━━ RECORDED INFORMATION

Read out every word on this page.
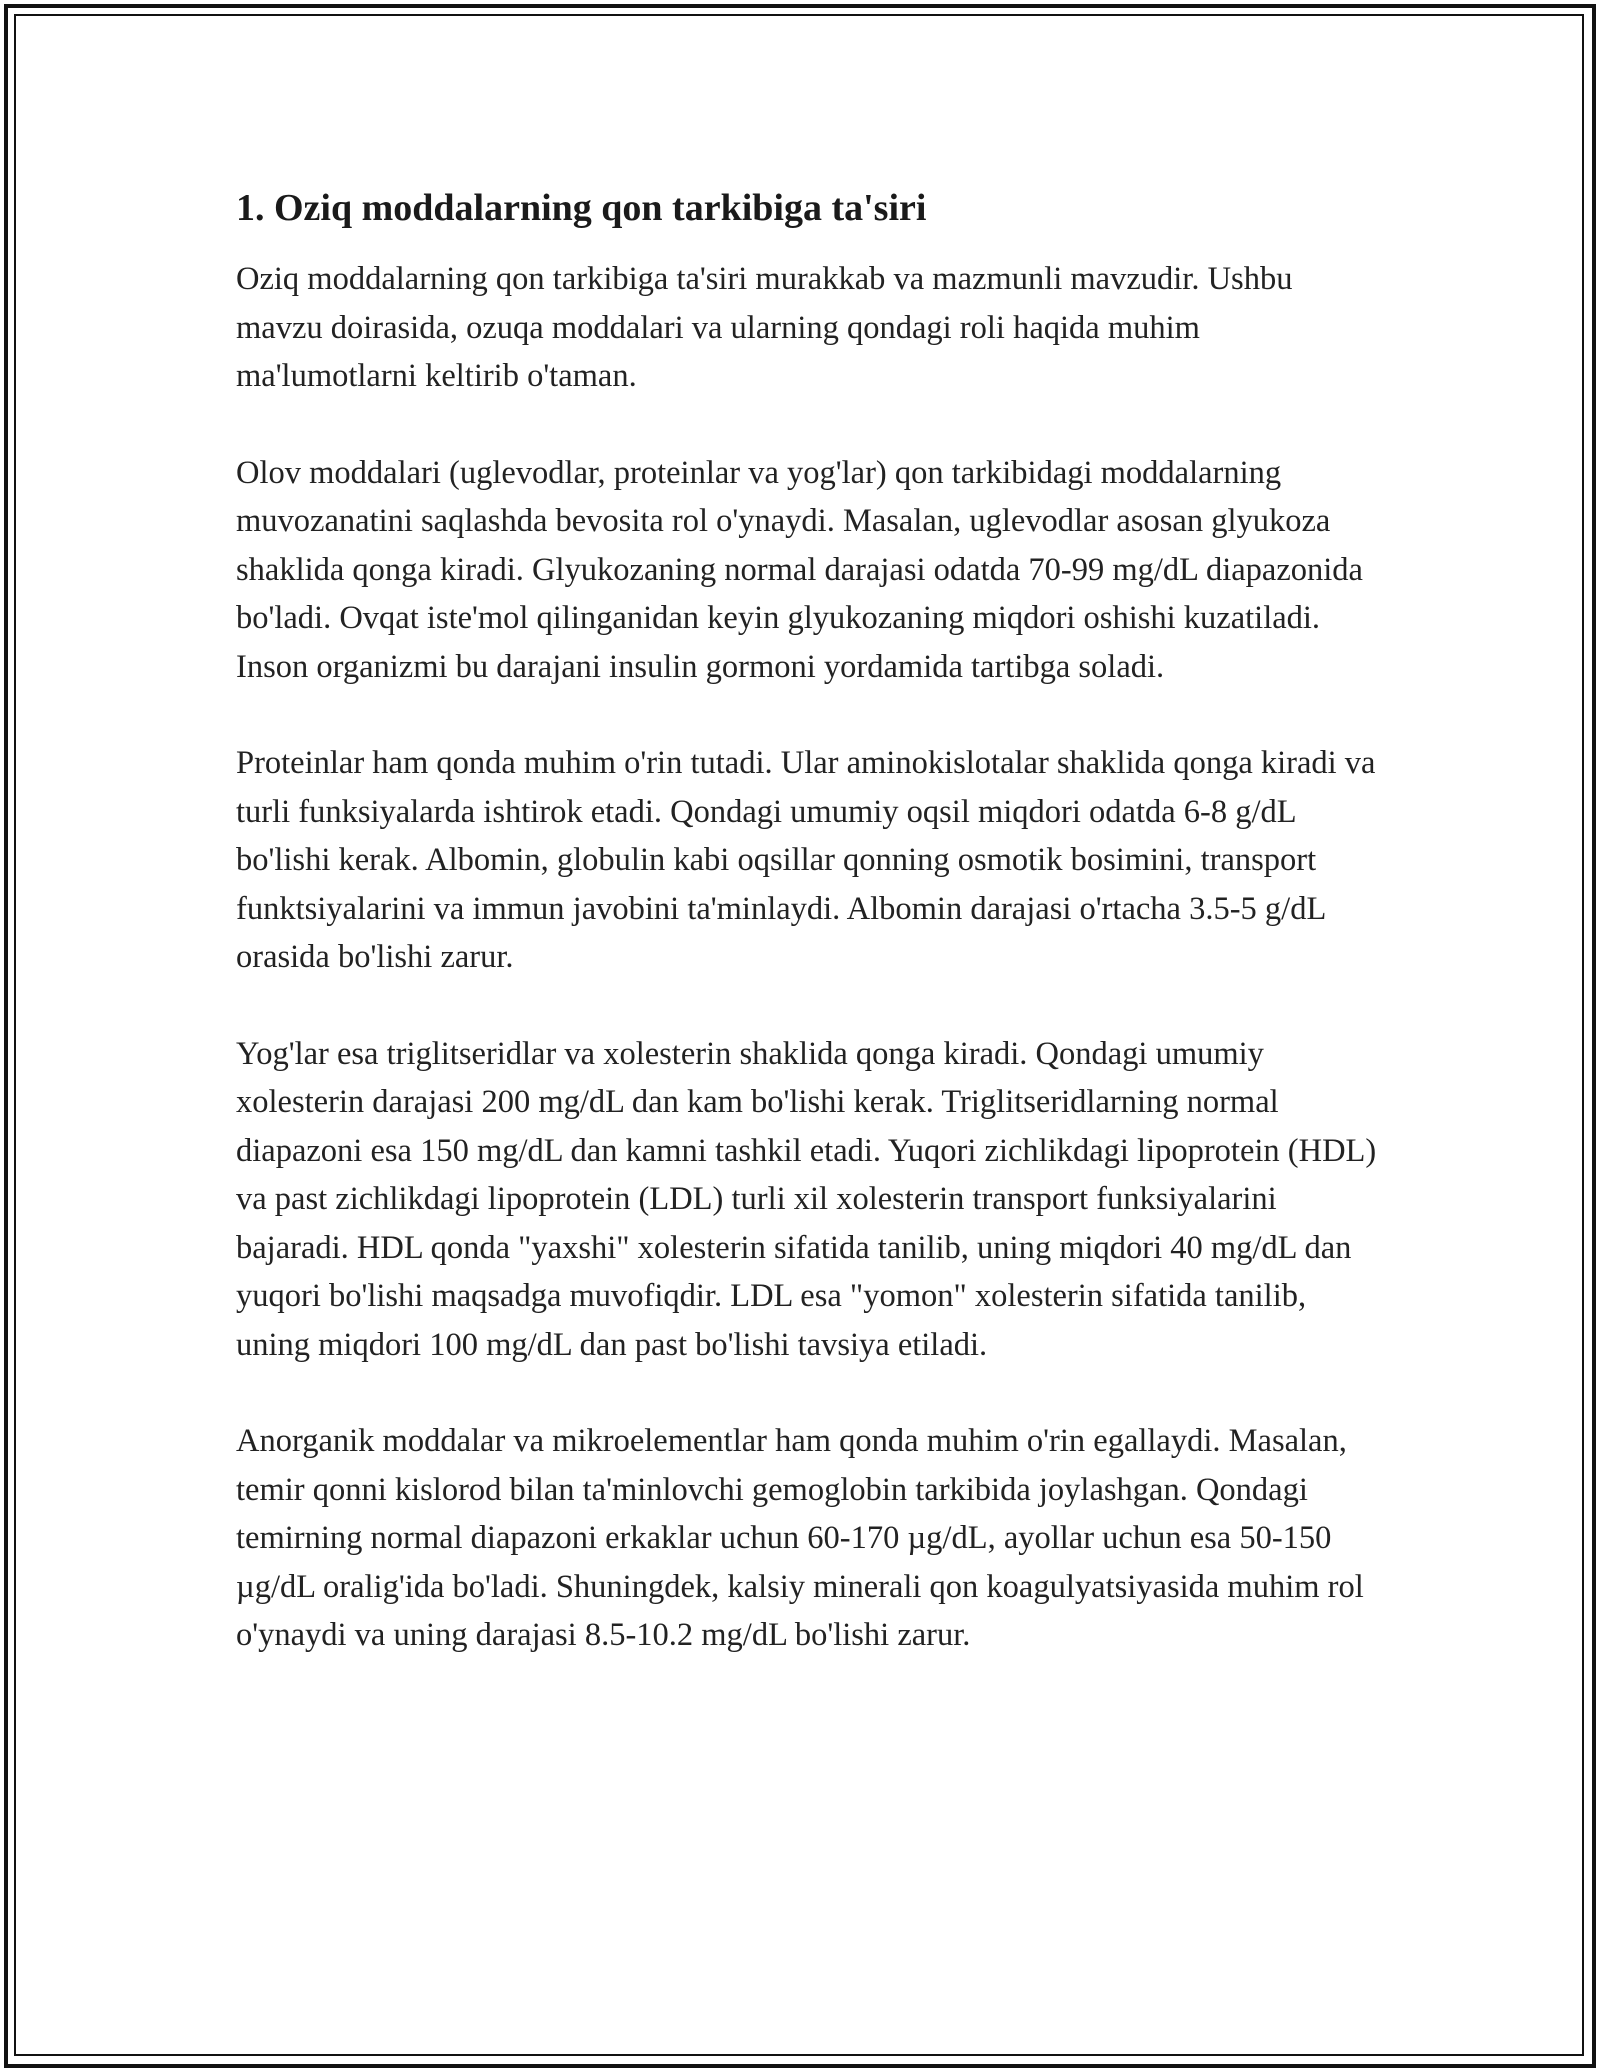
1. Oziq moddalarning qon tarkibiga ta'siri

Oziq moddalarning qon tarkibiga ta'siri murakkab va mazmunli mavzudir. Ushbu mavzu doirasida, ozuqa moddalari va ularning qondagi roli haqida muhim ma'lumotlarni keltirib o'taman.

Olov moddalari (uglevodlar, proteinlar va yog'lar) qon tarkibidagi moddalarning muvozanatini saqlashda bevosita rol o'ynaydi. Masalan, uglevodlar asosan glyukoza shaklida qonga kiradi. Glyukozaning normal darajasi odatda 70-99 mg/dL diapazonida bo'ladi. Ovqat iste'mol qilinganidan keyin glyukozaning miqdori oshishi kuzatiladi. Inson organizmi bu darajani insulin gormoni yordamida tartibga soladi.

Proteinlar ham qonda muhim o'rin tutadi. Ular aminokislotalar shaklida qonga kiradi va turli funksiyalarda ishtirok etadi. Qondagi umumiy oqsil miqdori odatda 6-8 g/dL bo'lishi kerak. Albomin, globulin kabi oqsillar qonning osmotik bosimini, transport funktsiyalarini va immun javobini ta'minlaydi. Albomin darajasi o'rtacha 3.5-5 g/dL orasida bo'lishi zarur.

Yog'lar esa triglitseridlar va xolesterin shaklida qonga kiradi. Qondagi umumiy xolesterin darajasi 200 mg/dL dan kam bo'lishi kerak. Triglitseridlarning normal diapazoni esa 150 mg/dL dan kamni tashkil etadi. Yuqori zichlikdagi lipoprotein (HDL) va past zichlikdagi lipoprotein (LDL) turli xil xolesterin transport funksiyalarini bajaradi. HDL qonda "yaxshi" xolesterin sifatida tanilib, uning miqdori 40 mg/dL dan yuqori bo'lishi maqsadga muvofiqdir. LDL esa "yomon" xolesterin sifatida tanilib, uning miqdori 100 mg/dL dan past bo'lishi tavsiya etiladi.

Anorganik moddalar va mikroelementlar ham qonda muhim o'rin egallaydi. Masalan, temir qonni kislorod bilan ta'minlovchi gemoglobin tarkibida joylashgan. Qondagi temirning normal diapazoni erkaklar uchun 60-170 µg/dL, ayollar uchun esa 50-150 µg/dL oralig'ida bo'ladi. Shuningdek, kalsiy minerali qon koagulyatsiyasida muhim rol o'ynaydi va uning darajasi 8.5-10.2 mg/dL bo'lishi zarur.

━━━━

WHAT IS REQUIRED: Please print all the entries exactly as written, but drop the pictures.

TASK ANSWER:
Read out every word on this page.
1. Oziq moddalarning qon tarkibiga ta'siri

Oziq moddalarning qon tarkibiga ta'siri murakkab va mazmunli mavzudir. Ushbu mavzu doirasida, ozuqa moddalari va ularning qondagi roli haqida muhim ma'lumotlarni keltirib o'taman.

Olov moddalari (uglevodlar, proteinlar va yog'lar) qon tarkibidagi moddalarning muvozanatini saqlashda bevosita rol o'ynaydi. Masalan, uglevodlar asosan glyukoza shaklida qonga kiradi. Glyukozaning normal darajasi odatda 70-99 mg/dL diapazonida bo'ladi. Ovqat iste'mol qilinganidan keyin glyukozaning miqdori oshishi kuzatiladi. Inson organizmi bu darajani insulin gormoni yordamida tartibga soladi.

Proteinlar ham qonda muhim o'rin tutadi. Ular aminokislotalar shaklida qonga kiradi va turli funksiyalarda ishtirok etadi. Qondagi umumiy oqsil miqdori odatda 6-8 g/dL bo'lishi kerak. Albomin, globulin kabi oqsillar qonning osmotik bosimini, transport funktsiyalarini va immun javobini ta'minlaydi. Albomin darajasi o'rtacha 3.5-5 g/dL orasida bo'lishi zarur.

Yog'lar esa triglitseridlar va xolesterin shaklida qonga kiradi. Qondagi umumiy xolesterin darajasi 200 mg/dL dan kam bo'lishi kerak. Triglitseridlarning normal diapazoni esa 150 mg/dL dan kamni tashkil etadi. Yuqori zichlikdagi lipoprotein (HDL) va past zichlikdagi lipoprotein (LDL) turli xil xolesterin transport funksiyalarini bajaradi. HDL qonda "yaxshi" xolesterin sifatida tanilib, uning miqdori 40 mg/dL dan yuqori bo'lishi maqsadga muvofiqdir. LDL esa "yomon" xolesterin sifatida tanilib, uning miqdori 100 mg/dL dan past bo'lishi tavsiya etiladi.

Anorganik moddalar va mikroelementlar ham qonda muhim o'rin egallaydi. Masalan, temir qonni kislorod bilan ta'minlovchi gemoglobin tarkibida joylashgan. Qondagi temirning normal diapazoni erkaklar uchun 60-170 µg/dL, ayollar uchun esa 50-150 µg/dL oralig'ida bo'ladi. Shuningdek, kalsiy minerali qon koagulyatsiyasida muhim rol o'ynaydi va uning darajasi 8.5-10.2 mg/dL bo'lishi zarur.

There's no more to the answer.